Task prompt:
Copy the material below line for line, changing nothing.

Materials provided:
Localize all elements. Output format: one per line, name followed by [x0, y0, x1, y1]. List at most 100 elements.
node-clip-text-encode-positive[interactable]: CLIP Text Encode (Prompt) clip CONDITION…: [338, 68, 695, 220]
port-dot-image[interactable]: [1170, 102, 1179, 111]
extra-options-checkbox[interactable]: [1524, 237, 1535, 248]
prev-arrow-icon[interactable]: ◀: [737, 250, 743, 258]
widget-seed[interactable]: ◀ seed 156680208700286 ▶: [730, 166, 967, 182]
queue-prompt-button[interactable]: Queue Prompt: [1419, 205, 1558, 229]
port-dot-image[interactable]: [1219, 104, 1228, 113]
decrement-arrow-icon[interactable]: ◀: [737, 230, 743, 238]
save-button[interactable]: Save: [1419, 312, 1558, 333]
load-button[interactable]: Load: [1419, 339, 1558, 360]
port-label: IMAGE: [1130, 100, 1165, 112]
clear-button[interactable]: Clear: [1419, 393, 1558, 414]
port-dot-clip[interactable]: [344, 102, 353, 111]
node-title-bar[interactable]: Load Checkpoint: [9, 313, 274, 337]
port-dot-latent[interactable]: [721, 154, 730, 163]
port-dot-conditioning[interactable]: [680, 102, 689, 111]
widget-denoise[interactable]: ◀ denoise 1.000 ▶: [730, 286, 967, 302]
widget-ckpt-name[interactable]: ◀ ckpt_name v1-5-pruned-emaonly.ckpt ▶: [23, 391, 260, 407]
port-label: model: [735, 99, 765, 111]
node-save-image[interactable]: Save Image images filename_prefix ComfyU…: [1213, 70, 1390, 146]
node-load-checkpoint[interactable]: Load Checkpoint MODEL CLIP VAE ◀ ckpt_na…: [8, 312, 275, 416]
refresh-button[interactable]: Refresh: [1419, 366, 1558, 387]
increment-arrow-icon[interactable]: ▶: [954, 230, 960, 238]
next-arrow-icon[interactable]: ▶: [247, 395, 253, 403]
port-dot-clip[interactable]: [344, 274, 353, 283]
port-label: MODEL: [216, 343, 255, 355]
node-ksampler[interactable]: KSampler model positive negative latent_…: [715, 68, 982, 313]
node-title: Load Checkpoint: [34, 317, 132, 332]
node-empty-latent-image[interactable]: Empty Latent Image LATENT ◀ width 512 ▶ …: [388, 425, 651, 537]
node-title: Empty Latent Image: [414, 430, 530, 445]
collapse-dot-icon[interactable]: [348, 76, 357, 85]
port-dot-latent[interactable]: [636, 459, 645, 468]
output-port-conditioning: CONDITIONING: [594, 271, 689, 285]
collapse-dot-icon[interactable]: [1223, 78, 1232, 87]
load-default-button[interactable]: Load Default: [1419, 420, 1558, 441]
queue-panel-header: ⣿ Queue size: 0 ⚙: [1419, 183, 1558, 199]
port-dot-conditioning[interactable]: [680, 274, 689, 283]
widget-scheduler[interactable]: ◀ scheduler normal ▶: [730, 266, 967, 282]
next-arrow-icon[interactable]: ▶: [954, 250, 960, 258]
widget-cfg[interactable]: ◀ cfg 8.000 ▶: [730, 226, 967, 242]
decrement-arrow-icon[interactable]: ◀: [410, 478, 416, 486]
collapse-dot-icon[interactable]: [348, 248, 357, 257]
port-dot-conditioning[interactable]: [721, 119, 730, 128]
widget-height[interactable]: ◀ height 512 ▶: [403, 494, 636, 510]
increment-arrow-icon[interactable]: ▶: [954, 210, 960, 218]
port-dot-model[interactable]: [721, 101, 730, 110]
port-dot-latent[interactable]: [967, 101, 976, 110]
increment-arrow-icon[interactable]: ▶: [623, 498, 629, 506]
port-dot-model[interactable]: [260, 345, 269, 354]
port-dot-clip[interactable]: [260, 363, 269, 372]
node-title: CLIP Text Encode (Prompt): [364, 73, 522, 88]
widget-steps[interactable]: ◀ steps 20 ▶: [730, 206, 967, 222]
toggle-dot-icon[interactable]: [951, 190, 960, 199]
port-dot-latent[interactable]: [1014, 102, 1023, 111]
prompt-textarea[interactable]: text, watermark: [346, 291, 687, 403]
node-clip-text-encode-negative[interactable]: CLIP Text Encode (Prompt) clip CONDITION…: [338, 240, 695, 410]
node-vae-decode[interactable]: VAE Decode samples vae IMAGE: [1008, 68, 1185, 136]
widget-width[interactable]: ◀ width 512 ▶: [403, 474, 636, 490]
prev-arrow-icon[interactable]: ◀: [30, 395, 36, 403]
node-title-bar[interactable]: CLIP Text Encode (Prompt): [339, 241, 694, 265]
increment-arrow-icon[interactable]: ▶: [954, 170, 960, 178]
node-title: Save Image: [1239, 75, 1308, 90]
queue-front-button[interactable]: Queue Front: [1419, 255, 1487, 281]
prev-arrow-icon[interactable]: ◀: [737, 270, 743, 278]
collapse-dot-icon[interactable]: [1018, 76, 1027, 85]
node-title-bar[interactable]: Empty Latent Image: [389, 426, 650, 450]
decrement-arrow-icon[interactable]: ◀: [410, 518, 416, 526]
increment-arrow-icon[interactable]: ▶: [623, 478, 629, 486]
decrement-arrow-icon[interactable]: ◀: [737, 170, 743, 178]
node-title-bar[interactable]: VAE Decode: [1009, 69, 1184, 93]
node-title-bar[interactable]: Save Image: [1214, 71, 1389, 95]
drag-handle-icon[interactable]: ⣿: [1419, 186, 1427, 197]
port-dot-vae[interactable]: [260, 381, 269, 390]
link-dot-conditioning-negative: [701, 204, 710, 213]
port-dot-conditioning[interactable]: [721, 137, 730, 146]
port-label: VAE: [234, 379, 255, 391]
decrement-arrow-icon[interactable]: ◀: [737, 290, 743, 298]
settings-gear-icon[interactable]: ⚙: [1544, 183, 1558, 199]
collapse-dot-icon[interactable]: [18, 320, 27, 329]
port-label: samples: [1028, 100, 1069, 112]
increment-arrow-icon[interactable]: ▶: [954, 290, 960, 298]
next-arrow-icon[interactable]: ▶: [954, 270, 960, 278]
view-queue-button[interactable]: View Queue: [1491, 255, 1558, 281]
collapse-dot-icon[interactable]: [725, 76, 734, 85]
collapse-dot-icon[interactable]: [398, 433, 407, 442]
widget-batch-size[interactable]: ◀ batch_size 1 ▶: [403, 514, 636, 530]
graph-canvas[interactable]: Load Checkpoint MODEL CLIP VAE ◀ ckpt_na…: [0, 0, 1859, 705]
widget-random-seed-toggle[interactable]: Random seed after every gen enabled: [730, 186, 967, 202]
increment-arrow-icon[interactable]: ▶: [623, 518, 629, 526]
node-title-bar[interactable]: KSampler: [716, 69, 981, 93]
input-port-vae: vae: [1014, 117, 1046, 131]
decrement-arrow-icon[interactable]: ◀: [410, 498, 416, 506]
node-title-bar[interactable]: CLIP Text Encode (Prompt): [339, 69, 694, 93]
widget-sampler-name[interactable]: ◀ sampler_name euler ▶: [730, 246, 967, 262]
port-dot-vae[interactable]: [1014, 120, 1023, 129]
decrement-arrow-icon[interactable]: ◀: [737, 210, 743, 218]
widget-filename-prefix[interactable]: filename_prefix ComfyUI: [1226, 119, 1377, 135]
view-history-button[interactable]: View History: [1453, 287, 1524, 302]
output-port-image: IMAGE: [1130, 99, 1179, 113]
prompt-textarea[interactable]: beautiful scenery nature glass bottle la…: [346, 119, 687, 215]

Task solution:
Localize all elements. Output format: one per line, name followed by [x0, y0, x1, y1]. List at most 100 elements.
node-clip-text-encode-positive[interactable]: CLIP Text Encode (Prompt) clip CONDITION…: [338, 68, 695, 220]
port-dot-image[interactable]: [1170, 102, 1179, 111]
extra-options-checkbox[interactable]: [1524, 237, 1535, 248]
prev-arrow-icon[interactable]: ◀: [737, 250, 743, 258]
widget-seed[interactable]: ◀ seed 156680208700286 ▶: [730, 166, 967, 182]
queue-prompt-button[interactable]: Queue Prompt: [1419, 205, 1558, 229]
port-dot-image[interactable]: [1219, 104, 1228, 113]
decrement-arrow-icon[interactable]: ◀: [737, 230, 743, 238]
save-button[interactable]: Save: [1419, 312, 1558, 333]
load-button[interactable]: Load: [1419, 339, 1558, 360]
port-label: IMAGE: [1130, 100, 1165, 112]
clear-button[interactable]: Clear: [1419, 393, 1558, 414]
port-dot-clip[interactable]: [344, 102, 353, 111]
node-title-bar[interactable]: Load Checkpoint: [9, 313, 274, 337]
port-dot-latent[interactable]: [721, 154, 730, 163]
port-dot-conditioning[interactable]: [680, 102, 689, 111]
widget-denoise[interactable]: ◀ denoise 1.000 ▶: [730, 286, 967, 302]
widget-ckpt-name[interactable]: ◀ ckpt_name v1-5-pruned-emaonly.ckpt ▶: [23, 391, 260, 407]
port-label: model: [735, 99, 765, 111]
node-save-image[interactable]: Save Image images filename_prefix ComfyU…: [1213, 70, 1390, 146]
node-load-checkpoint[interactable]: Load Checkpoint MODEL CLIP VAE ◀ ckpt_na…: [8, 312, 275, 416]
refresh-button[interactable]: Refresh: [1419, 366, 1558, 387]
increment-arrow-icon[interactable]: ▶: [954, 230, 960, 238]
next-arrow-icon[interactable]: ▶: [247, 395, 253, 403]
port-dot-clip[interactable]: [344, 274, 353, 283]
port-label: MODEL: [216, 343, 255, 355]
node-ksampler[interactable]: KSampler model positive negative latent_…: [715, 68, 982, 313]
node-title: Load Checkpoint: [34, 317, 132, 332]
node-empty-latent-image[interactable]: Empty Latent Image LATENT ◀ width 512 ▶ …: [388, 425, 651, 537]
node-title: Empty Latent Image: [414, 430, 530, 445]
collapse-dot-icon[interactable]: [348, 76, 357, 85]
port-dot-latent[interactable]: [636, 459, 645, 468]
output-port-conditioning: CONDITIONING: [594, 271, 689, 285]
collapse-dot-icon[interactable]: [1223, 78, 1232, 87]
load-default-button[interactable]: Load Default: [1419, 420, 1558, 441]
queue-panel-header: ⣿ Queue size: 0 ⚙: [1419, 183, 1558, 199]
port-dot-conditioning[interactable]: [680, 274, 689, 283]
widget-scheduler[interactable]: ◀ scheduler normal ▶: [730, 266, 967, 282]
next-arrow-icon[interactable]: ▶: [954, 250, 960, 258]
widget-cfg[interactable]: ◀ cfg 8.000 ▶: [730, 226, 967, 242]
decrement-arrow-icon[interactable]: ◀: [410, 478, 416, 486]
collapse-dot-icon[interactable]: [348, 248, 357, 257]
port-dot-conditioning[interactable]: [721, 119, 730, 128]
widget-height[interactable]: ◀ height 512 ▶: [403, 494, 636, 510]
increment-arrow-icon[interactable]: ▶: [954, 210, 960, 218]
port-dot-model[interactable]: [721, 101, 730, 110]
port-dot-latent[interactable]: [967, 101, 976, 110]
increment-arrow-icon[interactable]: ▶: [623, 498, 629, 506]
port-dot-model[interactable]: [260, 345, 269, 354]
port-dot-clip[interactable]: [260, 363, 269, 372]
node-title: CLIP Text Encode (Prompt): [364, 73, 522, 88]
widget-steps[interactable]: ◀ steps 20 ▶: [730, 206, 967, 222]
toggle-dot-icon[interactable]: [951, 190, 960, 199]
port-dot-latent[interactable]: [1014, 102, 1023, 111]
prompt-textarea[interactable]: text, watermark: [346, 291, 687, 403]
node-clip-text-encode-negative[interactable]: CLIP Text Encode (Prompt) clip CONDITION…: [338, 240, 695, 410]
node-vae-decode[interactable]: VAE Decode samples vae IMAGE: [1008, 68, 1185, 136]
widget-width[interactable]: ◀ width 512 ▶: [403, 474, 636, 490]
prev-arrow-icon[interactable]: ◀: [30, 395, 36, 403]
node-title-bar[interactable]: CLIP Text Encode (Prompt): [339, 241, 694, 265]
increment-arrow-icon[interactable]: ▶: [954, 170, 960, 178]
node-title: Save Image: [1239, 75, 1308, 90]
queue-front-button[interactable]: Queue Front: [1419, 255, 1487, 281]
prev-arrow-icon[interactable]: ◀: [737, 270, 743, 278]
collapse-dot-icon[interactable]: [1018, 76, 1027, 85]
node-title-bar[interactable]: Empty Latent Image: [389, 426, 650, 450]
decrement-arrow-icon[interactable]: ◀: [410, 518, 416, 526]
increment-arrow-icon[interactable]: ▶: [623, 478, 629, 486]
decrement-arrow-icon[interactable]: ◀: [737, 170, 743, 178]
node-title-bar[interactable]: VAE Decode: [1009, 69, 1184, 93]
node-title-bar[interactable]: Save Image: [1214, 71, 1389, 95]
drag-handle-icon[interactable]: ⣿: [1419, 186, 1427, 197]
port-dot-vae[interactable]: [260, 381, 269, 390]
link-dot-conditioning-negative: [701, 204, 710, 213]
port-dot-conditioning[interactable]: [721, 137, 730, 146]
port-label: VAE: [234, 379, 255, 391]
decrement-arrow-icon[interactable]: ◀: [737, 290, 743, 298]
settings-gear-icon[interactable]: ⚙: [1544, 183, 1558, 199]
collapse-dot-icon[interactable]: [18, 320, 27, 329]
port-label: samples: [1028, 100, 1069, 112]
increment-arrow-icon[interactable]: ▶: [954, 290, 960, 298]
next-arrow-icon[interactable]: ▶: [954, 270, 960, 278]
view-queue-button[interactable]: View Queue: [1491, 255, 1558, 281]
collapse-dot-icon[interactable]: [725, 76, 734, 85]
collapse-dot-icon[interactable]: [398, 433, 407, 442]
widget-batch-size[interactable]: ◀ batch_size 1 ▶: [403, 514, 636, 530]
graph-canvas[interactable]: Load Checkpoint MODEL CLIP VAE ◀ ckpt_na…: [0, 0, 1859, 705]
widget-random-seed-toggle[interactable]: Random seed after every gen enabled: [730, 186, 967, 202]
increment-arrow-icon[interactable]: ▶: [623, 518, 629, 526]
node-title-bar[interactable]: KSampler: [716, 69, 981, 93]
input-port-vae: vae: [1014, 117, 1046, 131]
decrement-arrow-icon[interactable]: ◀: [410, 498, 416, 506]
node-title-bar[interactable]: CLIP Text Encode (Prompt): [339, 69, 694, 93]
widget-sampler-name[interactable]: ◀ sampler_name euler ▶: [730, 246, 967, 262]
port-dot-vae[interactable]: [1014, 120, 1023, 129]
decrement-arrow-icon[interactable]: ◀: [737, 210, 743, 218]
widget-filename-prefix[interactable]: filename_prefix ComfyUI: [1226, 119, 1377, 135]
view-history-button[interactable]: View History: [1453, 287, 1524, 302]
output-port-image: IMAGE: [1130, 99, 1179, 113]
prompt-textarea[interactable]: beautiful scenery nature glass bottle la…: [346, 119, 687, 215]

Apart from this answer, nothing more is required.